> _STATED PROBLEM_:
Pick out every line in the data below that holds "kind".

> _RECORDED DATA_:
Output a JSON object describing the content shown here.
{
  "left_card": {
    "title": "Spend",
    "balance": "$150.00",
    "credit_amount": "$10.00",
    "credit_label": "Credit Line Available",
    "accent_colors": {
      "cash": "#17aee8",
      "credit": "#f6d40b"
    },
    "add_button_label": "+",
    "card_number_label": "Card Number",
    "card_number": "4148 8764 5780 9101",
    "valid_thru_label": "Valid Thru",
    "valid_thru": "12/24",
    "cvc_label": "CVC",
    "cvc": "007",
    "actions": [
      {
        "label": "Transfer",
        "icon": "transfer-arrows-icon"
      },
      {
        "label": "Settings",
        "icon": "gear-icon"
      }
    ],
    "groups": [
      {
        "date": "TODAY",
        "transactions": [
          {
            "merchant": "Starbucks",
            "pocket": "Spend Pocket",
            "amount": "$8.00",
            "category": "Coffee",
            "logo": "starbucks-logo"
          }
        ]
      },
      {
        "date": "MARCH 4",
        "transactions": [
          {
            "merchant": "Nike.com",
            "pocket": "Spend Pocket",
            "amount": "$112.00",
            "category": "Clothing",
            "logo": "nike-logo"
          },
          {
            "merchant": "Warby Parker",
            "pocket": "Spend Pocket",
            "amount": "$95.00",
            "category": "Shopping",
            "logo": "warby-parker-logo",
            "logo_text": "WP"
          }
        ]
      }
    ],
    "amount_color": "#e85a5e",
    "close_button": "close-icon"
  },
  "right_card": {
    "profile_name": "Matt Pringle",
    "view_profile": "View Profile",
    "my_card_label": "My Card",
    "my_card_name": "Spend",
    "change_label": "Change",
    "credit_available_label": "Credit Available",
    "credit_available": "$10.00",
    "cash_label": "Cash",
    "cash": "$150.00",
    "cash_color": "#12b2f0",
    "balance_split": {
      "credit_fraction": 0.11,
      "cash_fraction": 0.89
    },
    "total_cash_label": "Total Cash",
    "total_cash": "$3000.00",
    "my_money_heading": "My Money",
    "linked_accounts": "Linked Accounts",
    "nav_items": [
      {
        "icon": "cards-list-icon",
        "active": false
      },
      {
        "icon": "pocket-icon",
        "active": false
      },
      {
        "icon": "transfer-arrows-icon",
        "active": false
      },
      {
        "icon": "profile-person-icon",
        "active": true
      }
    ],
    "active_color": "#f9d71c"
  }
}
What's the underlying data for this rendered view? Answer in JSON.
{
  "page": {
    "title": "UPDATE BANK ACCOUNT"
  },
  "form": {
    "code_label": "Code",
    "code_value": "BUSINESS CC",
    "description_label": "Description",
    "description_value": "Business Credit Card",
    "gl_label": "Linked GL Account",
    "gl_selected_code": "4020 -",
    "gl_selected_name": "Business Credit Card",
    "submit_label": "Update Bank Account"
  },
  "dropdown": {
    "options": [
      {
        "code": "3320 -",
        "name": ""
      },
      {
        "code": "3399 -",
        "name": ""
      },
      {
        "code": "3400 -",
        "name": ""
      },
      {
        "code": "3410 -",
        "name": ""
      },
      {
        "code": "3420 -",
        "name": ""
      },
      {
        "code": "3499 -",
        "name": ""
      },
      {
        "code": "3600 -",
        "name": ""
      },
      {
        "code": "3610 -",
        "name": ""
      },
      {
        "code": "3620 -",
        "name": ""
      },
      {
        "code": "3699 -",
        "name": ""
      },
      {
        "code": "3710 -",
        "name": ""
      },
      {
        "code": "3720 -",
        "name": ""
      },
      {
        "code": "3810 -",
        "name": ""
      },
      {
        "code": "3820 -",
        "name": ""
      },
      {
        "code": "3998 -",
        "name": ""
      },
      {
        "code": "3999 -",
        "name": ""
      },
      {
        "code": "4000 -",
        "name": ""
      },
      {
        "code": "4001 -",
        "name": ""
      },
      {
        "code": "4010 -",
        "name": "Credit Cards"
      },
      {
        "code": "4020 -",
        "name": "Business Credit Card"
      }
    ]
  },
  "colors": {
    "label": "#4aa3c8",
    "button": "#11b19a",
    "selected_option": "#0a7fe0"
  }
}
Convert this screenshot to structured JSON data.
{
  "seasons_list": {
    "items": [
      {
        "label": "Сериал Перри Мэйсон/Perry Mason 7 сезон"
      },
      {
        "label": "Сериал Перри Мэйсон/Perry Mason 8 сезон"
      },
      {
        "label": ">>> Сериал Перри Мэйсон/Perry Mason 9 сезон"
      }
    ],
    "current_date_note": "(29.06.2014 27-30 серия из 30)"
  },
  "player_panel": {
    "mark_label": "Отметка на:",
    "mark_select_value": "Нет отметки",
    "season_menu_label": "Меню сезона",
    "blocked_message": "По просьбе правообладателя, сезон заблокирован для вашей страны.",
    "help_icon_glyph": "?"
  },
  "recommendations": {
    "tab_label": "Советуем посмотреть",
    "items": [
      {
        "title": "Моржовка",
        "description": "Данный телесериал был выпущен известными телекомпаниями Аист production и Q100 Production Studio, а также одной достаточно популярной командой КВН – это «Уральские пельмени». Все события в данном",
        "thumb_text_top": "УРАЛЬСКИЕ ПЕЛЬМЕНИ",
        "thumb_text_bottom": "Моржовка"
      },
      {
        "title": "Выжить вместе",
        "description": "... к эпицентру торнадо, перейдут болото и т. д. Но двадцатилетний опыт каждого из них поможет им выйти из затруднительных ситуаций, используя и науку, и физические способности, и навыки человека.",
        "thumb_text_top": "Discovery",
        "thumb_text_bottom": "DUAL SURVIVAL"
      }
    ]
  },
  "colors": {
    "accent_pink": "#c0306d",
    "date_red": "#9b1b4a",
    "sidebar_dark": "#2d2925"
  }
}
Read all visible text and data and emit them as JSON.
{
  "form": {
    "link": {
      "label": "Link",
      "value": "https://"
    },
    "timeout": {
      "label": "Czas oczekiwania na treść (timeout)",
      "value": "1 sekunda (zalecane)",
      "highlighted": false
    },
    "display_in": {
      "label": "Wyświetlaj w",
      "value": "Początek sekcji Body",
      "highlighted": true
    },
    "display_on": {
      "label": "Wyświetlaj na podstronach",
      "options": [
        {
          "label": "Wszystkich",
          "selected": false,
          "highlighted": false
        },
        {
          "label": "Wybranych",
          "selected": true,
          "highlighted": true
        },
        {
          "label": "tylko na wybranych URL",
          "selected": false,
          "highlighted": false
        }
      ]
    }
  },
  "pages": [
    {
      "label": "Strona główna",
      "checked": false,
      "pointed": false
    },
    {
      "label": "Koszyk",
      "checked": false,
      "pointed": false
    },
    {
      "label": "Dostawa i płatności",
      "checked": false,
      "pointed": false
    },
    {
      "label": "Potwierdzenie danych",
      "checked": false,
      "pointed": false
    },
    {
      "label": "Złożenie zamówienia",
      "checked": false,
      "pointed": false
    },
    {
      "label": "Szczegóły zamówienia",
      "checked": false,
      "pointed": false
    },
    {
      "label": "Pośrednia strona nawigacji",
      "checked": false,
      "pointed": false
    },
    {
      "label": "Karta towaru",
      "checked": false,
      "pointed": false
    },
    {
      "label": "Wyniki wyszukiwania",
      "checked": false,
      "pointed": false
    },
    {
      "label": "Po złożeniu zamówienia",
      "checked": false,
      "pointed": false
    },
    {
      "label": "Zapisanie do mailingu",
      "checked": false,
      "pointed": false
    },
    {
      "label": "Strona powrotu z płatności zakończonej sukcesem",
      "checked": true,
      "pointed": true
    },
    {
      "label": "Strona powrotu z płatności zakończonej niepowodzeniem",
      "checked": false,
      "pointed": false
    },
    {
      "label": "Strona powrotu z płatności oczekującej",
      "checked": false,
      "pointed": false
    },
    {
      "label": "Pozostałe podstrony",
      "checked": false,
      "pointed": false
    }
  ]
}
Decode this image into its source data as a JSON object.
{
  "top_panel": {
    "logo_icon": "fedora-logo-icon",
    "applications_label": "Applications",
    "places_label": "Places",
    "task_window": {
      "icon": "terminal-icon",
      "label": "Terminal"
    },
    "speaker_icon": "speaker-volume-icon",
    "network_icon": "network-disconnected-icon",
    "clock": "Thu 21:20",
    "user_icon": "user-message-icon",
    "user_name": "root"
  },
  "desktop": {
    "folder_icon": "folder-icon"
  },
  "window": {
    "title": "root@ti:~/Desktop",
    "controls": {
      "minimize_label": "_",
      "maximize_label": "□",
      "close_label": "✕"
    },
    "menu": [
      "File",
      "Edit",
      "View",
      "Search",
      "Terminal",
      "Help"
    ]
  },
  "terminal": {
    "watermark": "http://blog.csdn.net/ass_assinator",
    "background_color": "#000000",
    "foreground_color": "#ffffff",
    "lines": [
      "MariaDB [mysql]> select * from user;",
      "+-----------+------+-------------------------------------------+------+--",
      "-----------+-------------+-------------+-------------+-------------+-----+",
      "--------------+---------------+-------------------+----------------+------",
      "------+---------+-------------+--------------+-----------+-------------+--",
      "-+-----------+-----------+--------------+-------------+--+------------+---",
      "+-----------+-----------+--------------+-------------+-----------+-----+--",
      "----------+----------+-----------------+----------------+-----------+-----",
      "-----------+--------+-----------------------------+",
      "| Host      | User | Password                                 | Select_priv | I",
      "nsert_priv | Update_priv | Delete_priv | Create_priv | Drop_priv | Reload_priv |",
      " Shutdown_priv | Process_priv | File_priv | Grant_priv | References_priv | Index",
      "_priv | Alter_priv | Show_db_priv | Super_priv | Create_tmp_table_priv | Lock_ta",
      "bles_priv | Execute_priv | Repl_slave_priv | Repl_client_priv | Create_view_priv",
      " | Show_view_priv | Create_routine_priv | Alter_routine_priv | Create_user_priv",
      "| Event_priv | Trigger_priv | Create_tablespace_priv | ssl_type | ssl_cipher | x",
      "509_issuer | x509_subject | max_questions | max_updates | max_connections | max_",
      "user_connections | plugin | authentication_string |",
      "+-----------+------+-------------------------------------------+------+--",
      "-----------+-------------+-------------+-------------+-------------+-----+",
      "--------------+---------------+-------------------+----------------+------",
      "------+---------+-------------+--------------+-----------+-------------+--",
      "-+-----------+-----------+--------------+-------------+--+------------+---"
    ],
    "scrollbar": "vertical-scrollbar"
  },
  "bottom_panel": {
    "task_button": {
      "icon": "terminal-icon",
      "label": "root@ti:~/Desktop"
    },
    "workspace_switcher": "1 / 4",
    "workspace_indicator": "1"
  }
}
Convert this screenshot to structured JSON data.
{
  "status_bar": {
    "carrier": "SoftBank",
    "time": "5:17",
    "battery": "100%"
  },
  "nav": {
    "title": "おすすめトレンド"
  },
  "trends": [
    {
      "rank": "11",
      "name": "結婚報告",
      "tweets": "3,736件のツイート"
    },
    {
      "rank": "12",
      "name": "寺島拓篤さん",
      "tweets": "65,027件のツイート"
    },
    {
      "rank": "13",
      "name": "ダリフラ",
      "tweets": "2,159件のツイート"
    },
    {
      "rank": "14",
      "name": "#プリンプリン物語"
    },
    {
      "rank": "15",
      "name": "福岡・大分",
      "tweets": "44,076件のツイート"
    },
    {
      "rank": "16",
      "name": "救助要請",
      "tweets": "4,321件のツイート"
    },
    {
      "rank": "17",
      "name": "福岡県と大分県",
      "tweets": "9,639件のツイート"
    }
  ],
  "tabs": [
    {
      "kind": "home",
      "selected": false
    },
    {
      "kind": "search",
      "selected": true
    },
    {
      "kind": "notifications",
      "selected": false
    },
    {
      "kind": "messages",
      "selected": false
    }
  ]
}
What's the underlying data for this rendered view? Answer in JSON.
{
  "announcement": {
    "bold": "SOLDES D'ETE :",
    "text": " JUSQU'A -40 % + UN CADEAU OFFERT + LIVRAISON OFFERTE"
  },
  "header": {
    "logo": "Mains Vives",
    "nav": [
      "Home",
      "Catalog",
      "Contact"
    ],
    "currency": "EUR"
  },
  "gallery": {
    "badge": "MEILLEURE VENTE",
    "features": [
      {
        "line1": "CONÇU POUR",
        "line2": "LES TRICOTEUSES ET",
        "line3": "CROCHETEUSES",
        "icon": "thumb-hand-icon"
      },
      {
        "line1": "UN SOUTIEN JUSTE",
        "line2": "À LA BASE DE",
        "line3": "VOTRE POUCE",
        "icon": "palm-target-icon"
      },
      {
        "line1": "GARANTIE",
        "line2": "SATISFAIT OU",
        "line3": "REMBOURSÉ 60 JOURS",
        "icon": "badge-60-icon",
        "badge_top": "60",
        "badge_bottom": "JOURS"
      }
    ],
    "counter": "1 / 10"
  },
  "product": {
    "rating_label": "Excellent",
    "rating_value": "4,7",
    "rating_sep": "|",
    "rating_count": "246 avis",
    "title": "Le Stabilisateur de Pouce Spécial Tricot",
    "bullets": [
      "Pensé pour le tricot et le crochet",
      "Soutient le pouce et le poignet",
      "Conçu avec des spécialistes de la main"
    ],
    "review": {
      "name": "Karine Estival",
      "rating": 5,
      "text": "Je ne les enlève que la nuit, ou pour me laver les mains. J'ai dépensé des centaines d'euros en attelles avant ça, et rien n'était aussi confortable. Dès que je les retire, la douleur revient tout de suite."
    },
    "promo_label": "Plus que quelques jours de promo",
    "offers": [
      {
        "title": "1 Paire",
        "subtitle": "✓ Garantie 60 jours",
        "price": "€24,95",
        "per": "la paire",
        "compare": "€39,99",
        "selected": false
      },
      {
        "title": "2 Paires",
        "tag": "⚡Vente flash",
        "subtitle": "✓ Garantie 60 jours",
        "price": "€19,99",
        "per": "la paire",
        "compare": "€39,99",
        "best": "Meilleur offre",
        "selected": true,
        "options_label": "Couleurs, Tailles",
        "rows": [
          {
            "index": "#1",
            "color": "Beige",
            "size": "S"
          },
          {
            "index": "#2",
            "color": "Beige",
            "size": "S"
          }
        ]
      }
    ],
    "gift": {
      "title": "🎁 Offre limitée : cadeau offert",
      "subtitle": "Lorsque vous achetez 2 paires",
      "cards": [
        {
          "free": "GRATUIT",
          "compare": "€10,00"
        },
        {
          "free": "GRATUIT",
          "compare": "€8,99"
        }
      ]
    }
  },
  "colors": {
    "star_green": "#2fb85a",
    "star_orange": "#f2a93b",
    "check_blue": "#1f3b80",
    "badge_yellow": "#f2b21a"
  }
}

> _WRITTEN RESPONSE_:
      "kind": "home",
      "kind": "search",
      "kind": "notifications",
      "kind": "messages",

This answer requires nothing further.